[Dataset entries]
* * *

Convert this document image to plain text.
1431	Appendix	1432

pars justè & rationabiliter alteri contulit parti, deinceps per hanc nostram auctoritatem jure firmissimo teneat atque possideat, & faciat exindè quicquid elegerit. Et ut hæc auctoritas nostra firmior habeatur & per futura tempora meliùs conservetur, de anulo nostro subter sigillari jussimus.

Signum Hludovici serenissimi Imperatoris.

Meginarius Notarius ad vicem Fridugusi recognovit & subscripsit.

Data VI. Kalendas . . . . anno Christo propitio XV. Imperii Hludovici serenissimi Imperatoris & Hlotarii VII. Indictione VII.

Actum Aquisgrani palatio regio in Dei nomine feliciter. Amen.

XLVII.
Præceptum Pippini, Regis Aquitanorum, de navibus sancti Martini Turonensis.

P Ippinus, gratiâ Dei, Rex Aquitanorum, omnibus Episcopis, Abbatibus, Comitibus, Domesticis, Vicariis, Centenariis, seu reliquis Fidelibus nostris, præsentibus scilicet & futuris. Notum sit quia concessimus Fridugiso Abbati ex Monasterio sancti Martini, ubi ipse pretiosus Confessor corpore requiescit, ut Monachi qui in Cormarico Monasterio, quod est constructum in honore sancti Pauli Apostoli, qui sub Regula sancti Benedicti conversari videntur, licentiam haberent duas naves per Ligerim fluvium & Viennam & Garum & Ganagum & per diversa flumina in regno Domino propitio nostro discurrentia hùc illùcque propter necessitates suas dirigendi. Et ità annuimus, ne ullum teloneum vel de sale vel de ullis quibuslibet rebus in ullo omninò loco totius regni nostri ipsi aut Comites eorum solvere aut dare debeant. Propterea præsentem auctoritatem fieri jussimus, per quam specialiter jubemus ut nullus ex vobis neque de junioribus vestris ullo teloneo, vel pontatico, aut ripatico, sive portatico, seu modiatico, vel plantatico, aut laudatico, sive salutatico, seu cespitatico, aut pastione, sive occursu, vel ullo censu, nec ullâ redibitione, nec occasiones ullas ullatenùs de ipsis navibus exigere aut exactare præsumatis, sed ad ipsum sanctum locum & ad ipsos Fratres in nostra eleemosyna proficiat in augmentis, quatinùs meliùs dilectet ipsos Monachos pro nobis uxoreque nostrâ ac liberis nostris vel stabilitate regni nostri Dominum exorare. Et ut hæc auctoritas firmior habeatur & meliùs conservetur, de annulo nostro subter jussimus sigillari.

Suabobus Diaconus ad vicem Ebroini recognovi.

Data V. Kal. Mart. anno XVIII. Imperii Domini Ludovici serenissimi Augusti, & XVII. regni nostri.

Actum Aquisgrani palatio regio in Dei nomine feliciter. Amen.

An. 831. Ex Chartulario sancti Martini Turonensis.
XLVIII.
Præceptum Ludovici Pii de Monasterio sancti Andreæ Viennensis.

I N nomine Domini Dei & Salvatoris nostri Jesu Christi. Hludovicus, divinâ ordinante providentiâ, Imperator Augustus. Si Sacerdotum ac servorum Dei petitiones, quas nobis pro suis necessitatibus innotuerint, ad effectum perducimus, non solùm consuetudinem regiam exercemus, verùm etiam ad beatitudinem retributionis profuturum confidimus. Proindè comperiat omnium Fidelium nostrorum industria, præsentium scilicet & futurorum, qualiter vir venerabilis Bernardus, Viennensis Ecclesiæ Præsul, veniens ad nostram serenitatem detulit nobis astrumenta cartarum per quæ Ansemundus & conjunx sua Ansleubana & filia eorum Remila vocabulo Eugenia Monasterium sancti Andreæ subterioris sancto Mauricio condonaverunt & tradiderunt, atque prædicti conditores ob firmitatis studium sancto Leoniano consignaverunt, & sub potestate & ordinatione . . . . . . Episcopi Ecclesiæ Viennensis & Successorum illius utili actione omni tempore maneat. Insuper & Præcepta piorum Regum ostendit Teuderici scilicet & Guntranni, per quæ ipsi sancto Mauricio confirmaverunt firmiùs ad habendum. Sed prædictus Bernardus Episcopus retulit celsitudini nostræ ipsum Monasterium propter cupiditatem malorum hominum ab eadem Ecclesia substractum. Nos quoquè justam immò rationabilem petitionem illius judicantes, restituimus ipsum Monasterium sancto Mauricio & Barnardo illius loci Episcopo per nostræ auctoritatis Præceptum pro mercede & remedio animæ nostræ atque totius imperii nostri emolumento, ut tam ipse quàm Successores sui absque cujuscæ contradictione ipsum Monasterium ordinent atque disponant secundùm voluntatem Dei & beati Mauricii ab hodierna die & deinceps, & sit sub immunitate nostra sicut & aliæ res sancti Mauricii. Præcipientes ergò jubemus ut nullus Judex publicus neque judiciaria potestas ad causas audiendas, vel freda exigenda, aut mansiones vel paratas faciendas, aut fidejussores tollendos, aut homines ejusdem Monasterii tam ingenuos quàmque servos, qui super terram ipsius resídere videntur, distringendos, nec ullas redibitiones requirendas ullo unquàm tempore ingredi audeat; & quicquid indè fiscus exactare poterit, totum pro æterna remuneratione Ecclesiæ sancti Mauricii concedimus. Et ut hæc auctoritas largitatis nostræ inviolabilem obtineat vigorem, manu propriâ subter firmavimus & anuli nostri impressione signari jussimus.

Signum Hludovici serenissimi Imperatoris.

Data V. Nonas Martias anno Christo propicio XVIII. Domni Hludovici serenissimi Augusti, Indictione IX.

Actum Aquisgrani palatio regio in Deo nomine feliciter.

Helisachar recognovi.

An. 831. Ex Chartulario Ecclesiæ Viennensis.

* * *

Write out the entries above word for word.

> _Result_:
Convert this document image to plain text.
1431	Appendix	1432

pars justè & rationabiliter alteri contulit parti, deinceps per hanc nostram auctoritatem jure firmissimo teneat atque possideat, & faciat exindè quicquid elegerit. Et ut hæc auctoritas nostra firmior habeatur & per futura tempora meliùs conservetur, de anulo nostro subter sigillari jussimus.

Signum Hludovici serenissimi Imperatoris.

Meginarius Notarius ad vicem Fridugusi recognovit & subscripsit.

Data VI. Kalendas . . . . anno Christo propitio XV. Imperii Hludovici serenissimi Imperatoris & Hlotarii VII. Indictione VII.

Actum Aquisgrani palatio regio in Dei nomine feliciter. Amen.

XLVII.
Præceptum Pippini, Regis Aquitanorum, de navibus sancti Martini Turonensis.

P Ippinus, gratiâ Dei, Rex Aquitanorum, omnibus Episcopis, Abbatibus, Comitibus, Domesticis, Vicariis, Centenariis, seu reliquis Fidelibus nostris, præsentibus scilicet & futuris. Notum sit quia concessimus Fridugiso Abbati ex Monasterio sancti Martini, ubi ipse pretiosus Confessor corpore requiescit, ut Monachi qui in Cormarico Monasterio, quod est constructum in honore sancti Pauli Apostoli, qui sub Regula sancti Benedicti conversari videntur, licentiam haberent duas naves per Ligerim fluvium & Viennam & Garum & Ganagum & per diversa flumina in regno Domino propitio nostro discurrentia hùc illùcque propter necessitates suas dirigendi. Et ità annuimus, ne ullum teloneum vel de sale vel de ullis quibuslibet rebus in ullo omninò loco totius regni nostri ipsi aut Comites eorum solvere aut dare debeant. Propterea præsentem auctoritatem fieri jussimus, per quam specialiter jubemus ut nullus ex vobis neque de junioribus vestris ullo teloneo, vel pontatico, aut ripatico, sive portatico, seu modiatico, vel plantatico, aut laudatico, sive salutatico, seu cespitatico, aut pastione, sive occursu, vel ullo censu, nec ullâ redibitione, nec occasiones ullas ullatenùs de ipsis navibus exigere aut exactare præsumatis, sed ad ipsum sanctum locum & ad ipsos Fratres in nostra eleemosyna proficiat in augmentis, quatinùs meliùs dilectet ipsos Monachos pro nobis uxoreque nostrâ ac liberis nostris vel stabilitate regni nostri Dominum exorare. Et ut hæc auctoritas firmior habeatur & meliùs conservetur, de annulo nostro subter jussimus sigillari.

Suabobus Diaconus ad vicem Ebroini recognovi.

Data V. Kal. Mart. anno XVIII. Imperii Domini Ludovici serenissimi Augusti, & XVII. regni nostri.

Actum Aquisgrani palatio regio in Dei nomine feliciter. Amen.

An. 831. Ex Chartulario sancti Martini Turonensis.
XLVIII.
Præceptum Ludovici Pii de Monasterio sancti Andreæ Viennensis.

I N nomine Domini Dei & Salvatoris nostri Jesu Christi. Hludovicus, divinâ ordinante providentiâ, Imperator Augustus. Si Sacerdotum ac servorum Dei petitiones, quas nobis pro suis necessitatibus innotuerint, ad effectum perducimus, non solùm consuetudinem regiam exercemus, verùm etiam ad beatitudinem retributionis profuturum confidimus. Proindè comperiat omnium Fidelium nostrorum industria, præsentium scilicet & futurorum, qualiter vir venerabilis Bernardus, Viennensis Ecclesiæ Præsul, veniens ad nostram serenitatem detulit nobis astrumenta cartarum per quæ Ansemundus & conjunx sua Ansleubana & filia eorum Remila vocabulo Eugenia Monasterium sancti Andreæ subterioris sancto Mauricio condonaverunt & tradiderunt, atque prædicti conditores ob firmitatis studium sancto Leoniano consignaverunt, & sub potestate & ordinatione . . . . . . Episcopi Ecclesiæ Viennensis & Successorum illius utili actione omni tempore maneat. Insuper & Præcepta piorum Regum ostendit Teuderici scilicet & Guntranni, per quæ ipsi sancto Mauricio confirmaverunt firmiùs ad habendum. Sed prædictus Bernardus Episcopus retulit celsitudini nostræ ipsum Monasterium propter cupiditatem malorum hominum ab eadem Ecclesia substractum. Nos quoquè justam immò rationabilem petitionem illius judicantes, restituimus ipsum Monasterium sancto Mauricio & Barnardo illius loci Episcopo per nostræ auctoritatis Præceptum pro mercede & remedio animæ nostræ atque totius imperii nostri emolumento, ut tam ipse quàm Successores sui absque cujuscæ contradictione ipsum Monasterium ordinent atque disponant secundùm voluntatem Dei & beati Mauricii ab hodierna die & deinceps, & sit sub immunitate nostra sicut & aliæ res sancti Mauricii. Præcipientes ergò jubemus ut nullus Judex publicus neque judiciaria potestas ad causas audiendas, vel freda exigenda, aut mansiones vel paratas faciendas, aut fidejussores tollendos, aut homines ejusdem Monasterii tam ingenuos quàmque servos, qui super terram ipsius resídere videntur, distringendos, nec ullas redibitiones requirendas ullo unquàm tempore ingredi audeat; & quicquid indè fiscus exactare poterit, totum pro æterna remuneratione Ecclesiæ sancti Mauricii concedimus. Et ut hæc auctoritas largitatis nostræ inviolabilem obtineat vigorem, manu propriâ subter firmavimus & anuli nostri impressione signari jussimus.

Signum Hludovici serenissimi Imperatoris.

Data V. Nonas Martias anno Christo propicio XVIII. Domni Hludovici serenissimi Augusti, Indictione IX.

Actum Aquisgrani palatio regio in Deo nomine feliciter.

Helisachar recognovi.

An. 831. Ex Chartulario Ecclesiæ Viennensis.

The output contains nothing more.